>> begin PROVIDED RECORDS

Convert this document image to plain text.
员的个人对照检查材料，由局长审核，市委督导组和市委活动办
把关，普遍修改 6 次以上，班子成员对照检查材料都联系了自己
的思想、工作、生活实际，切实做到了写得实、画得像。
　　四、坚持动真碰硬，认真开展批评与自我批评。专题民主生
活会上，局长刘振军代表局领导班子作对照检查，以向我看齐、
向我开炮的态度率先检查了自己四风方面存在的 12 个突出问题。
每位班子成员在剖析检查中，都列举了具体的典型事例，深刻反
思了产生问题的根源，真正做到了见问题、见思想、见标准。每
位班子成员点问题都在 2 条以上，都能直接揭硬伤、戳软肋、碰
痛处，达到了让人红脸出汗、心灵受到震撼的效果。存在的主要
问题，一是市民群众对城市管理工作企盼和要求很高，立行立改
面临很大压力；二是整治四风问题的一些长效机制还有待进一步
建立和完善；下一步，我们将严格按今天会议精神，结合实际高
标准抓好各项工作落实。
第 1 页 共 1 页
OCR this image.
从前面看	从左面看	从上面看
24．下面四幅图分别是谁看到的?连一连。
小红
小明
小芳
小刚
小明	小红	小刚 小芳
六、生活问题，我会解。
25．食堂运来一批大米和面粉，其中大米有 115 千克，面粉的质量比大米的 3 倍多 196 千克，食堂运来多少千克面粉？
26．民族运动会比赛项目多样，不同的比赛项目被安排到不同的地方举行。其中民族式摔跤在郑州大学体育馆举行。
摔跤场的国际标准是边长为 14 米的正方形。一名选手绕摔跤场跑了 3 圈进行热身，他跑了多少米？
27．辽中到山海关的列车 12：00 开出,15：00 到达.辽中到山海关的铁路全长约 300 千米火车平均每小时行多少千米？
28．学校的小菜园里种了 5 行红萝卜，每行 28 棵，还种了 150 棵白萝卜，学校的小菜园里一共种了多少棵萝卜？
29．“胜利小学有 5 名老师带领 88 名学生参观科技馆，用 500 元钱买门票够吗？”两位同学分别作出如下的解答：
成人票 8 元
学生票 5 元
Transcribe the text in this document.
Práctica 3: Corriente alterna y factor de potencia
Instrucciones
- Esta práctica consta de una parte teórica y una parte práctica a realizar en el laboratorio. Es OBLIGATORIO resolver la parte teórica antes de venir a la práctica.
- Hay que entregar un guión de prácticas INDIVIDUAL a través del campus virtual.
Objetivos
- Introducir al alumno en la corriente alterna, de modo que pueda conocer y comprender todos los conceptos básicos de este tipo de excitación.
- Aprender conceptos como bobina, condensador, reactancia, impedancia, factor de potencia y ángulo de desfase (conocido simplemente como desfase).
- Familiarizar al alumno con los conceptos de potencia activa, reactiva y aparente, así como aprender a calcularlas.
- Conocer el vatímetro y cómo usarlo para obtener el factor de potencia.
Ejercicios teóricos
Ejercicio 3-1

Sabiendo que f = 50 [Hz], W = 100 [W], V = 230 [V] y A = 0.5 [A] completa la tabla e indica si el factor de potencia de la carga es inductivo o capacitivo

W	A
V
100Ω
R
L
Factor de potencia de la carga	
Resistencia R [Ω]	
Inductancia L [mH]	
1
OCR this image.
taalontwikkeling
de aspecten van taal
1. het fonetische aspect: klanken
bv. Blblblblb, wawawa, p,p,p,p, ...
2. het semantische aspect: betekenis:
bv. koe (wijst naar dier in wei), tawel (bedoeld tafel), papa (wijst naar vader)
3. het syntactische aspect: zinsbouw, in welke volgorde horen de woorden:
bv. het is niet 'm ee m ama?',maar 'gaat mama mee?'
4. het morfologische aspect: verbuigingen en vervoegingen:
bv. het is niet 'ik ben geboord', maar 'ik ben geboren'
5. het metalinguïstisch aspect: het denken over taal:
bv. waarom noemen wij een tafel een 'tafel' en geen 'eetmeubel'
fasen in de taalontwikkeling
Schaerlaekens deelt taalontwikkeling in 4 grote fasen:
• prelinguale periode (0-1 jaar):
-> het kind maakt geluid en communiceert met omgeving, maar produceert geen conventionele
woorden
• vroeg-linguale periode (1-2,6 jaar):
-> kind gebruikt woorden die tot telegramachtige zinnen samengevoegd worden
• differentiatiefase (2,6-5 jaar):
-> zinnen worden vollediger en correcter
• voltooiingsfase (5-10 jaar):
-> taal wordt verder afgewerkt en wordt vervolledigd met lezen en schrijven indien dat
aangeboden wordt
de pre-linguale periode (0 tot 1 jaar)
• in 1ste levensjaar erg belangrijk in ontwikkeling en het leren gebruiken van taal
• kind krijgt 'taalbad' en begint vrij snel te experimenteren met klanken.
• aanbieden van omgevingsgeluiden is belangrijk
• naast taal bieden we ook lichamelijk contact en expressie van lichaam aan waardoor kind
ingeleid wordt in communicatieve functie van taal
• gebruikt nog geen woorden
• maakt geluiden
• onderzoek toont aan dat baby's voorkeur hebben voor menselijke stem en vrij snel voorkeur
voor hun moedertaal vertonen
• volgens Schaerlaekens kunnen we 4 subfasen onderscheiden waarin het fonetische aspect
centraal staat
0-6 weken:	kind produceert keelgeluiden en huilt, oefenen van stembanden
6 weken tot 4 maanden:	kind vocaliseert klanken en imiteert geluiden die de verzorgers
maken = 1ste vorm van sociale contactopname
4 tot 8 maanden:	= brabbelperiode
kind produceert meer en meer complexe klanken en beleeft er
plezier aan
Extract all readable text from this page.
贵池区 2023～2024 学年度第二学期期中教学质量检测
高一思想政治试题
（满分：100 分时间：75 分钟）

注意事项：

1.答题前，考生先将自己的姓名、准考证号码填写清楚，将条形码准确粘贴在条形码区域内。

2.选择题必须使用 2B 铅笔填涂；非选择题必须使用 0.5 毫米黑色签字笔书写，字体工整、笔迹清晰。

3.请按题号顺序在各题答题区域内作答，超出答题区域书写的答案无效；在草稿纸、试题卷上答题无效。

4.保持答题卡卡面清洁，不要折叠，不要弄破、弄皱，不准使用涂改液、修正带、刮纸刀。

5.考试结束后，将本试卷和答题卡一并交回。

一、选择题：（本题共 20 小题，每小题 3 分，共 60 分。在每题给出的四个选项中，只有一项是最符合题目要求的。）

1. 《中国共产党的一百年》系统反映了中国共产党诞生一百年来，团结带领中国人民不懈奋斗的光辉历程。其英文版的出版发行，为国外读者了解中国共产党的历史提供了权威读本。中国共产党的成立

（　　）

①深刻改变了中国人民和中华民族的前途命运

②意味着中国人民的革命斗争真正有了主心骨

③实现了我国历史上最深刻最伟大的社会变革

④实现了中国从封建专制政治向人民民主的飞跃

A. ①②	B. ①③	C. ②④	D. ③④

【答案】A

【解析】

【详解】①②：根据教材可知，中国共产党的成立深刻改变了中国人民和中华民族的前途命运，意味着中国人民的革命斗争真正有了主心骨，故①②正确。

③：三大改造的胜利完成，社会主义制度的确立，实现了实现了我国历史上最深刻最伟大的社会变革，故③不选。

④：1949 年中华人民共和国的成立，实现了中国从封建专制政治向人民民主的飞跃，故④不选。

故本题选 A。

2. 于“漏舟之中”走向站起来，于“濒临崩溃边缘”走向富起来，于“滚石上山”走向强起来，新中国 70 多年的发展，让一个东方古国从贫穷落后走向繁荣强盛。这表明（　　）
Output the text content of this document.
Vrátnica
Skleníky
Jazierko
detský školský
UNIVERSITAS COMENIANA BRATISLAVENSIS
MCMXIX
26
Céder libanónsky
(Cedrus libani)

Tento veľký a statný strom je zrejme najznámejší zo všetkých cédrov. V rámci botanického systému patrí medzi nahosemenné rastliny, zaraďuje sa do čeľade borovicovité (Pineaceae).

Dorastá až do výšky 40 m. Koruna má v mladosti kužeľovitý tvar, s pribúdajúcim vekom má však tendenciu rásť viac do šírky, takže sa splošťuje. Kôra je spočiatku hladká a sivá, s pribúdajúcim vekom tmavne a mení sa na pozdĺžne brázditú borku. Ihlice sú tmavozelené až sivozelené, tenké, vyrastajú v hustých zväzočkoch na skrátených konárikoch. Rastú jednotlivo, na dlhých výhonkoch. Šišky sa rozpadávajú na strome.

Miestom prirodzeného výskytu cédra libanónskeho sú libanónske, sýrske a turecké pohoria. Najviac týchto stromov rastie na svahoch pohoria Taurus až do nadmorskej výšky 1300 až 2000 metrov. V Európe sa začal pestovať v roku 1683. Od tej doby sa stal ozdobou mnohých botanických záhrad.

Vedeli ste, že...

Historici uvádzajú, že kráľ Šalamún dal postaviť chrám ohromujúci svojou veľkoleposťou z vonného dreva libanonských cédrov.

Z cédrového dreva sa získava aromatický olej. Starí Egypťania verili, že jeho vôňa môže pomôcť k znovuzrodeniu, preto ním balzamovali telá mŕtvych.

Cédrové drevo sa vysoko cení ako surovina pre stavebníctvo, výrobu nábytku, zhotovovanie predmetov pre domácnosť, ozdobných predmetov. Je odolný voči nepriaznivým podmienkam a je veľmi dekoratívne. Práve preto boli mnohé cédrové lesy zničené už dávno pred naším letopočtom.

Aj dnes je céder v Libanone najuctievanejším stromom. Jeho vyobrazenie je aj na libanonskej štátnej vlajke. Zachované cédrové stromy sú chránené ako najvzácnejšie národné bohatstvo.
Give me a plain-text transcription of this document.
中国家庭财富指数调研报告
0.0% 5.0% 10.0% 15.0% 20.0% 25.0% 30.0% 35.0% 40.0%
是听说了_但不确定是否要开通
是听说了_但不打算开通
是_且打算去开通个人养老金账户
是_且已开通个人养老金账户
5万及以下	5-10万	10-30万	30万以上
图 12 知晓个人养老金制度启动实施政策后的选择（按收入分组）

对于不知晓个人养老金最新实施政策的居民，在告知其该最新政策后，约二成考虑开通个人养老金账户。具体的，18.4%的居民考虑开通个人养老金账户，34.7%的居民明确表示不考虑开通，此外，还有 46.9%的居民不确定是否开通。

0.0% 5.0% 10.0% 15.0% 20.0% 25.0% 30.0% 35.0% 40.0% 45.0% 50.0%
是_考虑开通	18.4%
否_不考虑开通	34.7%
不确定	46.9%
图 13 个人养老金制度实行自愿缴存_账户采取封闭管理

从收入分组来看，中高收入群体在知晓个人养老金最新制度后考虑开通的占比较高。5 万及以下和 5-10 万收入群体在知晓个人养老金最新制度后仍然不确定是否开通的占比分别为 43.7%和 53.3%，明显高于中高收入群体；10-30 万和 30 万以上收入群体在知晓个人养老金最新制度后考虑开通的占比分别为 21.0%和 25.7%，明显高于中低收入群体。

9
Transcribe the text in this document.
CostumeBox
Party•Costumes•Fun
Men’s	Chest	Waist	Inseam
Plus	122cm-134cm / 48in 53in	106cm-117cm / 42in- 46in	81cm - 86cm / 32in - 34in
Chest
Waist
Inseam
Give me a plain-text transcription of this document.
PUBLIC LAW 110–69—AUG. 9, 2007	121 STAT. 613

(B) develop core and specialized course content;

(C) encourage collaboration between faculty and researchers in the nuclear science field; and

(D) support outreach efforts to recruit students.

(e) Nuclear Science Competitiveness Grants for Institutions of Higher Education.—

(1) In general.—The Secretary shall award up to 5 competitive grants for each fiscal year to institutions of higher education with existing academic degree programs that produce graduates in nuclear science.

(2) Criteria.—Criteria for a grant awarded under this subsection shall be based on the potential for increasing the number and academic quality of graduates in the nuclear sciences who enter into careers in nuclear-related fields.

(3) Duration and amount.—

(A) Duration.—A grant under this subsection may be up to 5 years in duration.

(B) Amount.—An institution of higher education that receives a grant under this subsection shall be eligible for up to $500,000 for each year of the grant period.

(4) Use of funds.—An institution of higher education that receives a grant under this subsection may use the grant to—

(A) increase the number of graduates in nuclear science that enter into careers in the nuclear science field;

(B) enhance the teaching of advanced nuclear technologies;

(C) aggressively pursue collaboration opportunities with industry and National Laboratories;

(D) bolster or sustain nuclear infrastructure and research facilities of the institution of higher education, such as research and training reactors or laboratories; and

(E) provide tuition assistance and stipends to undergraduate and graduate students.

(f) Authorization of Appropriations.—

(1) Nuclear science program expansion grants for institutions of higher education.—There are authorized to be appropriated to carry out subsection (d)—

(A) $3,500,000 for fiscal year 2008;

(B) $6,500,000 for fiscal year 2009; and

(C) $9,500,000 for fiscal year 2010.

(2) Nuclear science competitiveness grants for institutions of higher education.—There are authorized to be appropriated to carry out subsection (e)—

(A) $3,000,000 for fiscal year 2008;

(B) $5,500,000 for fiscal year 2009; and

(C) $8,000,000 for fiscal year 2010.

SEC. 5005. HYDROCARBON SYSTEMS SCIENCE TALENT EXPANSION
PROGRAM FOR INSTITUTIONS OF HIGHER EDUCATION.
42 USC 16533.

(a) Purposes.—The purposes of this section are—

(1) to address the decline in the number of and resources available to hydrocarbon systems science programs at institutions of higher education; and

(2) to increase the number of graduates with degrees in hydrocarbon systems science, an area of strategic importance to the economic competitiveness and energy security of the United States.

>> end PROVIDED RECORDS

_REQUIRED TASK_
Every line of the records that includes the word "gebruikt" should be gathered.

_EXPECTED ANSWER_
-> kind gebruikt woorden die tot telegramachtige zinnen samengevoegd worden
• gebruikt nog geen woorden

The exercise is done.